At the same moment HIV cases linked to injection drug use are spiking dangerously in West Virginia, state lawmakers have made it much harder to operate syringe service programs (SSP). This comes amid a years-long movement throughout the state to restrict or outright ban SSP, which have been proven to save lives and reduce infectious disease.
West Virginia’s current HIV outbreak is “the most concerning in the United States” and requires immediate action, according to the Centers for Disease Control and Prevention (CDC). It has hit hardest in Kanawha County, the state’s most populous county and seat of its capital city, Charleston.
So how are state lawmakers responding to this health crisis? On February 25, the state senate’s health committee considered a bill sponsored by Eric Tarr (R) of Putnam. The committee has not yet advanced the bill to a full vote. The legislation would severely restrict SSP by mandating that all programs obtain a special license in order to operate. To get the license, SSP would need approval from the county board, sheriff and health department.
Even though Kanawha County residents have been vocal about wanting SSP, any organization that offers such a program would be banned from receiving state funding under the bill. To make things even worse, programs would have to require an ID from all clients, and tag all syringes with serial numbers. Participants would be limited to receiving just one new syringe for every used one returned to the SSP.
This last requirement is possibly the most damning. The CDC has explicitly stated that this “one-to-one” requirement goes against the health needs of people who use drugs. Participants should instead be given as many syringes as they need, with minimal barriers. Essentially, if your goal is to prevent people from spreading HIV and hepatitis C, it’s none of your business whether they need one syringe or 30.
Tarr and his colleagues disingenuously claim that the point of this bill is to protect public health and have more “accountability.” Clearly, “public health” in this case does not refer to the health of drug users or those close to them. Just a year ago, Tarr led an effort in the senate to completely ban SSP, saying, “it’s a failed experiment and it needs to go away.”

▸ **STUDY MATERIAL**
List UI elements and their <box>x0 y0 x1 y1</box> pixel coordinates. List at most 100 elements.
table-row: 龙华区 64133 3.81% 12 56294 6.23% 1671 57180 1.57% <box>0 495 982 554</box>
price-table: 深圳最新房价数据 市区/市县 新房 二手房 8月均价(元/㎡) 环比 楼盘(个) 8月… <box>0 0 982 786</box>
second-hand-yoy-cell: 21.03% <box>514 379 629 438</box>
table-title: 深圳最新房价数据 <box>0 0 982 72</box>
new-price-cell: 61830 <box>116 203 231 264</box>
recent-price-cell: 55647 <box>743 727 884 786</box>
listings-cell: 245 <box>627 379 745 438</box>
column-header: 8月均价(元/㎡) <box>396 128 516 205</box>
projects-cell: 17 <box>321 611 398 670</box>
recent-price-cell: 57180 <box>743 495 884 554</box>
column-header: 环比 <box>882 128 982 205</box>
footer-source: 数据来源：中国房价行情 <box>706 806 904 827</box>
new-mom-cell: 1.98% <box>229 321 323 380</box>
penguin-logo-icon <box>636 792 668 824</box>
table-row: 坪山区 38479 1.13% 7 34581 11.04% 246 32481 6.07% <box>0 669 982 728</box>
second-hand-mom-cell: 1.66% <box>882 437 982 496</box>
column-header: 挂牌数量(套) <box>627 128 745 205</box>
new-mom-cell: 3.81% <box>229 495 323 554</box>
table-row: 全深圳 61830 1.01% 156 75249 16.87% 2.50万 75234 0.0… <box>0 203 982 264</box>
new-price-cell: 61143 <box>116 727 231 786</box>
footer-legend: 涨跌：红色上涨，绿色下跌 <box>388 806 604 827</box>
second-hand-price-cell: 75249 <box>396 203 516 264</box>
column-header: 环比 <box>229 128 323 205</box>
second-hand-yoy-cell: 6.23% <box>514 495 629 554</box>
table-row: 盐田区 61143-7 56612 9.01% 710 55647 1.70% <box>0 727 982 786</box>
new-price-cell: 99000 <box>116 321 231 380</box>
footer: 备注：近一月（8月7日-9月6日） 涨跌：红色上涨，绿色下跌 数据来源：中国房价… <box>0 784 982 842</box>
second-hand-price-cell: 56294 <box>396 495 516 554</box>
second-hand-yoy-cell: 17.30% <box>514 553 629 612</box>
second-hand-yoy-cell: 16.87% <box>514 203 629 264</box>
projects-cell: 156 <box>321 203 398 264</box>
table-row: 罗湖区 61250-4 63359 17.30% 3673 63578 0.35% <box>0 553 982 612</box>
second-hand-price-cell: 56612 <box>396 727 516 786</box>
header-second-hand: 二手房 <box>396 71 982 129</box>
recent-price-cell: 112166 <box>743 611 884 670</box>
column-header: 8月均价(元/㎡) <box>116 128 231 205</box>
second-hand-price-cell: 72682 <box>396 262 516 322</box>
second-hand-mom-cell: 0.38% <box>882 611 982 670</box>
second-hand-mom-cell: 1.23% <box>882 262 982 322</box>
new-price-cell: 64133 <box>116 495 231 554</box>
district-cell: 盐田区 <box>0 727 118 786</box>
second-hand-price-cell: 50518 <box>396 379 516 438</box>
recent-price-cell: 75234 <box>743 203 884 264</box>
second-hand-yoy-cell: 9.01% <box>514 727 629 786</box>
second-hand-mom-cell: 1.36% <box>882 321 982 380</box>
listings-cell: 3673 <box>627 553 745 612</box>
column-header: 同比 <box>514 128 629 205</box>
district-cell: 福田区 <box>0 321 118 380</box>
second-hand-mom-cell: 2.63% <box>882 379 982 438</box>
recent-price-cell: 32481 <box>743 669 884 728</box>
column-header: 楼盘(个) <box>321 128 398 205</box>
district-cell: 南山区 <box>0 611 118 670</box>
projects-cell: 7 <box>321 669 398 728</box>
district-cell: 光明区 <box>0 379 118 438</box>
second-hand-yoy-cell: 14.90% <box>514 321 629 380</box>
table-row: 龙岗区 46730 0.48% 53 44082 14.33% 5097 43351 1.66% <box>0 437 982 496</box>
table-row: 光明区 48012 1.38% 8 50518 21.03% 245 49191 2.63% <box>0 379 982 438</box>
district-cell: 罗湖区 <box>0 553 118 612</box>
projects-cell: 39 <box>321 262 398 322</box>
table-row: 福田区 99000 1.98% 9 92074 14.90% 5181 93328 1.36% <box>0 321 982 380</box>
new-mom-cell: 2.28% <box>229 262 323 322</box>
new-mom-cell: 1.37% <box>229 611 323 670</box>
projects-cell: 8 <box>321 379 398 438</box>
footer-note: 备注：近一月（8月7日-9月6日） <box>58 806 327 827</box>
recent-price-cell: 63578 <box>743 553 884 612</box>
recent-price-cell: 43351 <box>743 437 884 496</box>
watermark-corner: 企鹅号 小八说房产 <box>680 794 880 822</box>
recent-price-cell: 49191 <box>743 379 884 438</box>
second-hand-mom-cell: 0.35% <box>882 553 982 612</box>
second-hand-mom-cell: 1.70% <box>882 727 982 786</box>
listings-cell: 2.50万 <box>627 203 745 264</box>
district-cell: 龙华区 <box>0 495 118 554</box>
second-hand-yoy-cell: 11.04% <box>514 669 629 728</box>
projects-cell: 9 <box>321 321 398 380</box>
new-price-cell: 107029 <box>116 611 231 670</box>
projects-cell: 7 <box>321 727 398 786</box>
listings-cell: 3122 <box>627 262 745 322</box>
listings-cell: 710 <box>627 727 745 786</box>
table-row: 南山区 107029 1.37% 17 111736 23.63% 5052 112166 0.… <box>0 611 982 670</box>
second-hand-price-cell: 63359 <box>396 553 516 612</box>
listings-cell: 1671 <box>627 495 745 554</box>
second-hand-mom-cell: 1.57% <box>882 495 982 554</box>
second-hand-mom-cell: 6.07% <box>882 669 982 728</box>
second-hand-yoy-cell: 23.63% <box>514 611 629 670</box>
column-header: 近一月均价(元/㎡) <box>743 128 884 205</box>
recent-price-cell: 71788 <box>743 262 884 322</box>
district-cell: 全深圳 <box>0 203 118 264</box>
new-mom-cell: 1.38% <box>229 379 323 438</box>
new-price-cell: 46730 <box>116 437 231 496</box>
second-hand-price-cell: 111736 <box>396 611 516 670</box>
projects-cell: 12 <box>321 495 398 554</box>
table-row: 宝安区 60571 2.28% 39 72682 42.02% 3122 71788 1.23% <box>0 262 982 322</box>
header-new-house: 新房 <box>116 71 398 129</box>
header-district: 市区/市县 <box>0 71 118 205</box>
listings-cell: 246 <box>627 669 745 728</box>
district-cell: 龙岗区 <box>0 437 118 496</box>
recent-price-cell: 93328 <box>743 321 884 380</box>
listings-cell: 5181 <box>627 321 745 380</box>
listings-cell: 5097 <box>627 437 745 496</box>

▸ **REQUIRED WORK**
[A] In the article on West Virginia's syringe service programs, which county has been hit hardest by the state's HIV outbreak?
[B] Carry on the article about West Virginia's syringe service programs from its last sentence.

▸ **ANSWERS FOR THE EXERCISE**
[A] Kanawha County

[B]
A Familiar Pattern
“It’s been beyond difficult watching lawmakers in Charleston talk about this,” Brooke Parker of local harm reduction group SOAR West Virginia told Filter. “Many seem to maintain an air of willful ignorance about what is best practices.”
“Talk to anyone who uses drugs or has been affected by the drug crisis here, and most understand the simple logic of ensuring people have low-barrier access to safe, sterile equipment. The belief that we can criminalize or punish our way out of this mess is unconscionable.”
Kanawha County used to have a health department-run SSP. Over its two-and-a-half years in operation, it suffered fierce opposition from police as well as the mayor. In spring 2018, the county shut it down after the state revoked its certification.
Tragically—and predictably—the county’s HIV infection rate spiked. Kanawha County had seen only a handful of HIV infections related to drug use each year before the SSP closed. By 2020, the county with a population of 183,000 had 32 new cases of HIV—a 16-fold increase. For comparison, the entire city of New York—over 8 million people—had 36 new drug use-related HIV cases in 2019.
Kanawha County is not alone in West Virginia. We’ve now known for five years that an HIV outbreak was imminent in the state. In 2015, the CDC revealed that half of West Virginia’s 55 counties were at risk of a drug use-related HIV spike.
State and local officials need to expand access to syringes.
That same year, Cabell County, in the state’s western edge on the Ohio River, pioneered the first SSP in West Virginia; the county had a low HIV infection rate in the years that followed. But in July 2018, health officials restricted the program by only allowing it to give syringes to county residents. That was in response to false police claims that the program was fueling an increase in violent crime.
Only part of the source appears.